> **Records for the exercise**:
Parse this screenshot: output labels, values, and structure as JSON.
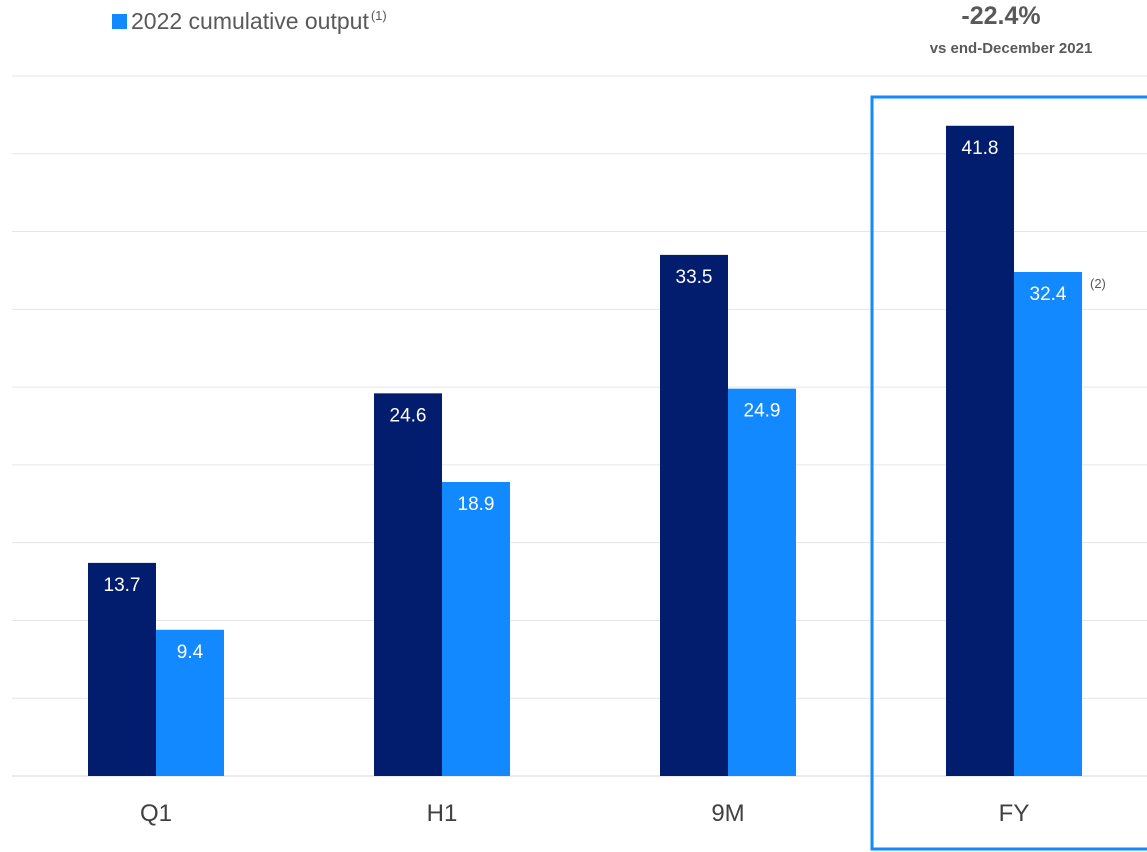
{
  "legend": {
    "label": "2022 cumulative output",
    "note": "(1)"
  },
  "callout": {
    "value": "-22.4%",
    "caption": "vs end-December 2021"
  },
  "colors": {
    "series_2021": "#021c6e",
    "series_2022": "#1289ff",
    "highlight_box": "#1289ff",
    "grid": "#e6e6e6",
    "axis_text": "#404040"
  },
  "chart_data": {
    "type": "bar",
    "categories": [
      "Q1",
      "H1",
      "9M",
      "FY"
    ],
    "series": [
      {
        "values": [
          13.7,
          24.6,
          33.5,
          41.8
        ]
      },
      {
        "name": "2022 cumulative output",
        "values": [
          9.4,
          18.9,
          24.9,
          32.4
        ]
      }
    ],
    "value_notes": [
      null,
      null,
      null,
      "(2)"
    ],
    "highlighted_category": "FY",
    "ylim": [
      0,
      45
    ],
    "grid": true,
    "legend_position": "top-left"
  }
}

> **Written task**: Quote the entries in full. Any image among them is to be omitted from the copy.

> **Correct response**:
Parse this screenshot: output labels, values, and structure as JSON.
{
  "legend": {
    "label": "2022 cumulative output",
    "note": "(1)"
  },
  "callout": {
    "value": "-22.4%",
    "caption": "vs end-December 2021"
  },
  "colors": {
    "series_2021": "#021c6e",
    "series_2022": "#1289ff",
    "highlight_box": "#1289ff",
    "grid": "#e6e6e6",
    "axis_text": "#404040"
  },
  "chart_data": {
    "type": "bar",
    "categories": [
      "Q1",
      "H1",
      "9M",
      "FY"
    ],
    "series": [
      {
        "values": [
          13.7,
          24.6,
          33.5,
          41.8
        ]
      },
      {
        "name": "2022 cumulative output",
        "values": [
          9.4,
          18.9,
          24.9,
          32.4
        ]
      }
    ],
    "value_notes": [
      null,
      null,
      null,
      "(2)"
    ],
    "highlighted_category": "FY",
    "ylim": [
      0,
      45
    ],
    "grid": true,
    "legend_position": "top-left"
  }
}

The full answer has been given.